• Instructions
**A)** Copy word for word the part of the database performance text that begins with the words containing "Common Performance Patterns" and ends with "and discards rows)".
**B)** In the database performance text, what advantage does EXISTS have over COUNT when checking whether a row exists?

• Text passage
──────────────────────────────

Database performance optimization is an iterative process. Start with good schema design, then measure, then optimize. Never optimize prematurely without measuring first.

Query Optimization with EXPLAIN ANALYZE

-- Always use EXPLAIN ANALYZE to understand query execution plans
EXPLAIN ANALYZE
SELECT u.username, COUNT(p.id) AS post_count
FROM users u
LEFT JOIN posts p ON p.user_id = u.id
WHERE u.created_at > '2026-01-01'
GROUP BY u.id, u.username
ORDER BY post_count DESC
LIMIT 20;

-- Key things to look for in the output:
-- "Seq Scan" on large tables → add an index
-- "Rows Removed by Filter: 999999" → bad index selectivity
-- "Nested Loop" with large row counts → may need a Hash Join
-- Actual time much higher than estimated → stale statistics, run ANALYZE
-- "cost=0.00..1234.56" → higher cost = more expensive

-- Update table statistics if estimates are wrong
ANALYZE users;
ANALYZE posts;

Common Performance Patterns

-- Pattern 1: Pagination with keyset (cursor) instead of OFFSET
-- BAD: OFFSET becomes slower as offset grows (scans and discards rows)
SELECT * FROM posts ORDER BY created_at DESC LIMIT 20 OFFSET 10000;

-- GOOD: keyset pagination (constant time regardless of page number)
-- "Give me 20 posts created before the last one I saw"
SELECT * FROM posts
WHERE created_at < '2026-01-15T12:00:00Z'
ORDER BY created_at DESC
LIMIT 20;

-- Pattern 2: Avoid SELECT * in production queries
-- BAD: fetches all columns including large TEXT/BYTEA columns
SELECT * FROM posts WHERE id = 42;

-- GOOD: fetch only what you need
SELECT id, title, slug, created_at FROM posts WHERE id = 42;

-- Pattern 3: Use EXISTS instead of COUNT for existence checks
-- BAD: scans entire result set to count
SELECT COUNT(*) > 0 FROM posts WHERE user_id = 42;

-- GOOD: stops at first match
SELECT EXISTS(SELECT 1 FROM posts WHERE user_id = 42);

-- Pattern 4: Batch inserts for bulk data loading
-- BAD: 1000 individual INSERT statements
INSERT INTO events (type, payload) VALUES ('click', '{}');
-- ...repeated 1000 times

-- GOOD: single multi-row INSERT (or COPY for PostgreSQL bulk loading)
INSERT INTO events (type, payload) VALUES
  ('click', '{"x":100, "y":200}'),
  ('scroll', '{"delta":300}'),
  ('keypress', '{"key":"Enter"}');
  -- ... up to a few thousand rows per statement

-- PostgreSQL COPY for maximum throughput (millions of rows)
COPY events(type, payload) FROM '/tmp/events.csv' CSV HEADER;

Materialized Views for Expensive Aggregations

-- Create a materialized view for an expensive report
CREATE MATERIALIZED VIEW monthly_revenue AS
SELECT
  DATE_TRUNC('month', created_at) AS month,
  SUM(total) AS revenue,
  COUNT(*) AS order_count,
  COUNT(DISTINCT user_id) AS unique_customers
FROM orders
WHERE status = 'completed'
GROUP BY DATE_TRUNC('month', created_at)

──────────────────────────────

• Dataset records
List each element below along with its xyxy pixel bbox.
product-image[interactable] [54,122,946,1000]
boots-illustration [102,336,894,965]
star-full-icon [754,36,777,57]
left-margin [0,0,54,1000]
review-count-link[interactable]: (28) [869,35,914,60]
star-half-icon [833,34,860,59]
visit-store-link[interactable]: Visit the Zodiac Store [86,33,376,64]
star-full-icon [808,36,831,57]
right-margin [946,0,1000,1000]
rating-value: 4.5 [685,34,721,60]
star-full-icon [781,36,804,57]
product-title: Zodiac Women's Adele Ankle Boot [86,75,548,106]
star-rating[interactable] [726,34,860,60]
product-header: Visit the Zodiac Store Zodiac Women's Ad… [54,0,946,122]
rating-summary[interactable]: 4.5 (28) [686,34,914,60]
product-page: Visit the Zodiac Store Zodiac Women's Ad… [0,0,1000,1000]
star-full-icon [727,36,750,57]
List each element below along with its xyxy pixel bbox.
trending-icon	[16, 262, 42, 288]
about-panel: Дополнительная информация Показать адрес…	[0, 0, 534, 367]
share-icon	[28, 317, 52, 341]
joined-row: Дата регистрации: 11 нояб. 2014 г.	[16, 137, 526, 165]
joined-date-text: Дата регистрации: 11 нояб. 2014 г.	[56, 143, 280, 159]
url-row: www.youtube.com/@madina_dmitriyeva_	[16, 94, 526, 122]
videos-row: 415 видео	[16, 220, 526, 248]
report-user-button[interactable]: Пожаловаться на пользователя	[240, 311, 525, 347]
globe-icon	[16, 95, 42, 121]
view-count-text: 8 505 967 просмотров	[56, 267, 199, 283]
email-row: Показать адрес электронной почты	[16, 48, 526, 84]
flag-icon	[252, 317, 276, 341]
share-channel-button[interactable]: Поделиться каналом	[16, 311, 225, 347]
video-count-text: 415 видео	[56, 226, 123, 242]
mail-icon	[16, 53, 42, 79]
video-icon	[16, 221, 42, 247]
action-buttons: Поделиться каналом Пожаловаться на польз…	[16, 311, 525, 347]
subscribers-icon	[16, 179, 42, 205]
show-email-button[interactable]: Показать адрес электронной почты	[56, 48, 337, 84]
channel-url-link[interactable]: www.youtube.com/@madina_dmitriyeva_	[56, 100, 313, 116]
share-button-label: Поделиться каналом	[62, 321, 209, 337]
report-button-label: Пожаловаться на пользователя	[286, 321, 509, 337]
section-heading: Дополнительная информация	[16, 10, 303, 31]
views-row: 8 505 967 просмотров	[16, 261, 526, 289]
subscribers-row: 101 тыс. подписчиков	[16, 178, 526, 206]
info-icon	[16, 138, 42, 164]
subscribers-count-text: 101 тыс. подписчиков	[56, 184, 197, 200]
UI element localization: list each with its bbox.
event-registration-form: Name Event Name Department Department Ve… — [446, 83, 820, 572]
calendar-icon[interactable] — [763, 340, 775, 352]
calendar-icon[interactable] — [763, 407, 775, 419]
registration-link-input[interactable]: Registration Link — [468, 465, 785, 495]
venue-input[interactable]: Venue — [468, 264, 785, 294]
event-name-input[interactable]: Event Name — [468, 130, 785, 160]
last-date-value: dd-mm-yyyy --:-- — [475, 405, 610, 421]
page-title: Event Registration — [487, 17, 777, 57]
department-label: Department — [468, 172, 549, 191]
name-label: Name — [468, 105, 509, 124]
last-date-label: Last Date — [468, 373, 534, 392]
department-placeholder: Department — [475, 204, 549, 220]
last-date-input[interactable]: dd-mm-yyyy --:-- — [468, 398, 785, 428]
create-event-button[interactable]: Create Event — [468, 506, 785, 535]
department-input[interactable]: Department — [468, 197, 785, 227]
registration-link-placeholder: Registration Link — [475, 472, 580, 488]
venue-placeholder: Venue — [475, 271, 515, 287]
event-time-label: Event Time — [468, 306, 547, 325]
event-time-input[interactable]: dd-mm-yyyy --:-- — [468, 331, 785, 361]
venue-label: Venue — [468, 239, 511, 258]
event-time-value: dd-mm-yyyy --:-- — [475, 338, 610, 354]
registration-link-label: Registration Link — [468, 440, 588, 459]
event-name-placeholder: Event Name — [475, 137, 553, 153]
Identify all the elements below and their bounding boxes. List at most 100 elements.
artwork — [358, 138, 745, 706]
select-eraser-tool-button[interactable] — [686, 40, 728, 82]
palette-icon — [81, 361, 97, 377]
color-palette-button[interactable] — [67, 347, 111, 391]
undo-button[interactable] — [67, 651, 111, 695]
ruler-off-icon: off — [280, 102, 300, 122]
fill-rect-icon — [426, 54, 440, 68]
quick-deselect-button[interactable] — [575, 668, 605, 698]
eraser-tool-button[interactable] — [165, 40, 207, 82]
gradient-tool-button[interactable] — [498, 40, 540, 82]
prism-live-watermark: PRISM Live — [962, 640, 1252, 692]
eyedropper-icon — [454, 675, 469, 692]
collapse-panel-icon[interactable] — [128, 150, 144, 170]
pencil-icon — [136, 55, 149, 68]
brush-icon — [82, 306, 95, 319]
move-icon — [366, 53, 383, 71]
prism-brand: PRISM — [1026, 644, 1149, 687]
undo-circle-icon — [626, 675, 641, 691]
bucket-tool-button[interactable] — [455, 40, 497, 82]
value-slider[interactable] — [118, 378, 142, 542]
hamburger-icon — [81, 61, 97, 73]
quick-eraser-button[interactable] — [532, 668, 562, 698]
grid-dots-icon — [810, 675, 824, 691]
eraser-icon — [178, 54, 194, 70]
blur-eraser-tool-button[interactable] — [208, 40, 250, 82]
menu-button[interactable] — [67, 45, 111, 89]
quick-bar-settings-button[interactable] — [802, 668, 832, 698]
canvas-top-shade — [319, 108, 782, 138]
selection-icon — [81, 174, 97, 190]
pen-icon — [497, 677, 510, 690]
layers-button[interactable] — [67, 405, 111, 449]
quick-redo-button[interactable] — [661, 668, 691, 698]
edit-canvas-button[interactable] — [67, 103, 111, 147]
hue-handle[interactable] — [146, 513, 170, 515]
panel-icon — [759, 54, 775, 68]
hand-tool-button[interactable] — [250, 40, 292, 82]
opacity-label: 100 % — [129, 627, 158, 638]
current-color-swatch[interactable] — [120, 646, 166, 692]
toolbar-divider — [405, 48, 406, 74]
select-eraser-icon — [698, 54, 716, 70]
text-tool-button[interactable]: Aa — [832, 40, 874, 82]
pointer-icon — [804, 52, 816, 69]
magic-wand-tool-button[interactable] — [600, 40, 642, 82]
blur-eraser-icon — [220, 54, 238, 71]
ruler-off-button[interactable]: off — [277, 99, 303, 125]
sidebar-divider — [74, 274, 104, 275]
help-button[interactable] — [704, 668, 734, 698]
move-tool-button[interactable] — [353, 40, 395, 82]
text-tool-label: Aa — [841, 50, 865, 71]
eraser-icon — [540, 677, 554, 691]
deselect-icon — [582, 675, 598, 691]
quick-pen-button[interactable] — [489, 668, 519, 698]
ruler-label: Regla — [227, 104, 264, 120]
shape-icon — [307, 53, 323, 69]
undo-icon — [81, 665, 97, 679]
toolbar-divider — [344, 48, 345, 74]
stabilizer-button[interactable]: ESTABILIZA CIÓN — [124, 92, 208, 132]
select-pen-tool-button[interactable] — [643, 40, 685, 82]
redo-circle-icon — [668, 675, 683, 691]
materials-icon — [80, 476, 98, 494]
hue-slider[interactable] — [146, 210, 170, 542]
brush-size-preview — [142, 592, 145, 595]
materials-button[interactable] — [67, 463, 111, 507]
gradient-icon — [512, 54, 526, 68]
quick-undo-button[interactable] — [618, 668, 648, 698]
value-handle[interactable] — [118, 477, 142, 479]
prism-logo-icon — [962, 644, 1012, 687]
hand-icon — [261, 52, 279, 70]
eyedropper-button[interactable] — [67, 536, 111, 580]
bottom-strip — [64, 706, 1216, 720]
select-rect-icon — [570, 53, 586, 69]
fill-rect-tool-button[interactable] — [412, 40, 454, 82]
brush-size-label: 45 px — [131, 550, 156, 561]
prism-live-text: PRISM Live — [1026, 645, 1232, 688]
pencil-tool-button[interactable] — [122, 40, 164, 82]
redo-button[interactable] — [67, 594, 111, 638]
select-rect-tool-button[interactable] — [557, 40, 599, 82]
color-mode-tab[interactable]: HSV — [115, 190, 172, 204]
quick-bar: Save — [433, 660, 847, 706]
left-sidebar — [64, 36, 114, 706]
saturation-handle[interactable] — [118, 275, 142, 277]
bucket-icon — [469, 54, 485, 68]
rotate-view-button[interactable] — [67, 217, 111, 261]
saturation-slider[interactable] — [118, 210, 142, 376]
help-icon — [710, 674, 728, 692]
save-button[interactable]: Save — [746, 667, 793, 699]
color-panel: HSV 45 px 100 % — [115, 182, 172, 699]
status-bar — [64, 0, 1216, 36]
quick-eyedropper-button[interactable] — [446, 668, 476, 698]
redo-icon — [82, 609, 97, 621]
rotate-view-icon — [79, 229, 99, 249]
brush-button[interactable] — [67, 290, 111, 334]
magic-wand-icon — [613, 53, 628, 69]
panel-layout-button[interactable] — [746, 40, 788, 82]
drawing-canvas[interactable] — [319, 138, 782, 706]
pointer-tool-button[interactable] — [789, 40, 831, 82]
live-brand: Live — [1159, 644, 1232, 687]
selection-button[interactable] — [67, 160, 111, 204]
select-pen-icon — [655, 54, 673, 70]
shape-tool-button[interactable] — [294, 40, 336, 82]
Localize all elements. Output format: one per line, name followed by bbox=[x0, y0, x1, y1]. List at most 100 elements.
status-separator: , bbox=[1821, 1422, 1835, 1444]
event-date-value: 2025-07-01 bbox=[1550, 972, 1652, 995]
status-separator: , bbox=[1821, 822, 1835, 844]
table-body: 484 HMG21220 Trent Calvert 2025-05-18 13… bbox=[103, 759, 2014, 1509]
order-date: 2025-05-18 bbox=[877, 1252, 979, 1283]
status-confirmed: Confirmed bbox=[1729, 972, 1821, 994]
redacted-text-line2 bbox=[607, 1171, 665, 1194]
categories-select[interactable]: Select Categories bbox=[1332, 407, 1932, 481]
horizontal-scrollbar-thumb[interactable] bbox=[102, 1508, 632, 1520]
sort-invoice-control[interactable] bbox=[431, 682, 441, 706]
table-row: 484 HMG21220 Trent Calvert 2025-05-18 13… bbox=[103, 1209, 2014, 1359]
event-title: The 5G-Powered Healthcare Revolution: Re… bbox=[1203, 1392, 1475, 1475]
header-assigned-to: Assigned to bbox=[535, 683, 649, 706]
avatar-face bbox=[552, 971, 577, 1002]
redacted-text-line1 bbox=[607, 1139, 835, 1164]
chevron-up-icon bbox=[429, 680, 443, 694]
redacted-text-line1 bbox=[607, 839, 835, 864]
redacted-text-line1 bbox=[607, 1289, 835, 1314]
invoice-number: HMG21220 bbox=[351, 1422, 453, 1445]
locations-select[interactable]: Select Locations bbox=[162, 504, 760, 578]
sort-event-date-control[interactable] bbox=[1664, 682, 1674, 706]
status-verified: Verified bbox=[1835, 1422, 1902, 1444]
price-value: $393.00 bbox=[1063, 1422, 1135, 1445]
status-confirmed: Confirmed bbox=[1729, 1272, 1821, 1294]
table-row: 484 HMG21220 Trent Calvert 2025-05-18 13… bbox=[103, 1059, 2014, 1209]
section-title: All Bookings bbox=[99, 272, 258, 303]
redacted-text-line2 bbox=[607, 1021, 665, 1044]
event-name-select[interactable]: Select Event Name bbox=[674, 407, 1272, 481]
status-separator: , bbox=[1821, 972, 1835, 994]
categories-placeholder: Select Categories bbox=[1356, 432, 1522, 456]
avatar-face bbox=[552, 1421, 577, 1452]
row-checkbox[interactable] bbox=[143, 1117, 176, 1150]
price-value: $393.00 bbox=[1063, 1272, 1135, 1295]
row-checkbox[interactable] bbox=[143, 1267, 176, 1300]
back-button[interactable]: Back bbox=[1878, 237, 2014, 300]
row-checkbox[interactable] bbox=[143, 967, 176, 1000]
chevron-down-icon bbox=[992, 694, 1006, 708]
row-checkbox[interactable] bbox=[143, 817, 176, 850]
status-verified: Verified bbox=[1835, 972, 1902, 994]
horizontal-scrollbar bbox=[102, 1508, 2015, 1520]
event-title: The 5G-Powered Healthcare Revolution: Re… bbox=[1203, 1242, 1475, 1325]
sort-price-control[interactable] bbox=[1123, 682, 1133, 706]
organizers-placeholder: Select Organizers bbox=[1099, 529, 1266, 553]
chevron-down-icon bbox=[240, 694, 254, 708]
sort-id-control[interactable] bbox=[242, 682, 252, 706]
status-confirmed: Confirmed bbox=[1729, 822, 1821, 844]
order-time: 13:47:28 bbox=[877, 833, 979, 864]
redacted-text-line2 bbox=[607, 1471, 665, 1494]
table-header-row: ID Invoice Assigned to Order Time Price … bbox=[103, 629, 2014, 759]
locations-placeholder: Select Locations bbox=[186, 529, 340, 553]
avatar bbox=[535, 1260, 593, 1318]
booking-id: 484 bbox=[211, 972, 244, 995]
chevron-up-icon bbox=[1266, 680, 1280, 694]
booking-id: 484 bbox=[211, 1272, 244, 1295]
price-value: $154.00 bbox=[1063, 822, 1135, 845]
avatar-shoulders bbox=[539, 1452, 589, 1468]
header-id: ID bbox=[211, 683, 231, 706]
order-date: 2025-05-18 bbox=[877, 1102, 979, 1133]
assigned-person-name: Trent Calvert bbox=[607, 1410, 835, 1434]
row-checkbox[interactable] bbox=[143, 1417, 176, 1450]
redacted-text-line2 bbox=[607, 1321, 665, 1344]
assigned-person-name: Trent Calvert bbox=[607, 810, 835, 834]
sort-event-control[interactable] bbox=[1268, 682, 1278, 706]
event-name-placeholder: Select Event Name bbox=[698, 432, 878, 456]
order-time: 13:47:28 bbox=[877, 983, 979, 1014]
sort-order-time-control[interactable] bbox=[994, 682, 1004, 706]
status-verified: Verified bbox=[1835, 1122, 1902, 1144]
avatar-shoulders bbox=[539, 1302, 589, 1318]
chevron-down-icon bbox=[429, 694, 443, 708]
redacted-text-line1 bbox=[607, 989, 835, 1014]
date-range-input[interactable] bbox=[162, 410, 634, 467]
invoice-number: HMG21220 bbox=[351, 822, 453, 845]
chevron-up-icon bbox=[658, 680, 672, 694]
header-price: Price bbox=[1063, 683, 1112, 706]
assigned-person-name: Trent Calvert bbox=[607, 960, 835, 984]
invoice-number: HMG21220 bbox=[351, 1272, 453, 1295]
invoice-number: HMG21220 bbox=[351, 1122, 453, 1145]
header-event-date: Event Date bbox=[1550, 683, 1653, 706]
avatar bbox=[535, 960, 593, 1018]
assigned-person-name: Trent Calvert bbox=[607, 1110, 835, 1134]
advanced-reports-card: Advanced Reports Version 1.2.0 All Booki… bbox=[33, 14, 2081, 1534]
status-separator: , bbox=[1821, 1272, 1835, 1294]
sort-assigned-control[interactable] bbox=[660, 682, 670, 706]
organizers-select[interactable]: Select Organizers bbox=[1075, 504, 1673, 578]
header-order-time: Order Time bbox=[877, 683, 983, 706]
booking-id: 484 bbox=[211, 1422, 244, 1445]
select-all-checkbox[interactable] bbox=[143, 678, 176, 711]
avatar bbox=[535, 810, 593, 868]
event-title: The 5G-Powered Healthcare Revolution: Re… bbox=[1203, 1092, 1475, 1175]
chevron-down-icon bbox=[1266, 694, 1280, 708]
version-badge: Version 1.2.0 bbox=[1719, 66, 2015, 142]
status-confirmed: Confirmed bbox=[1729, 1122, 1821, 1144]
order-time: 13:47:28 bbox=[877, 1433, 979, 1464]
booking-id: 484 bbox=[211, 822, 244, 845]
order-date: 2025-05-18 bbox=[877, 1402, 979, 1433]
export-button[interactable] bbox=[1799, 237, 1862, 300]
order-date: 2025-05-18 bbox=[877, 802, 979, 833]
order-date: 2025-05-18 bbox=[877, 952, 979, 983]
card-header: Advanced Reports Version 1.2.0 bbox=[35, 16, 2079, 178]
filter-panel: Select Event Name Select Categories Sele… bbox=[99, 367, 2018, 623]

──────────────────────────────

• Answers by task
**A)**
Common Performance Patterns

-- Pattern 1: Pagination with keyset (cursor) instead of OFFSET
-- BAD: OFFSET becomes slower as offset grows (scans and discards rows)

**B)** EXISTS stops at the first match instead of scanning the entire result set to count it.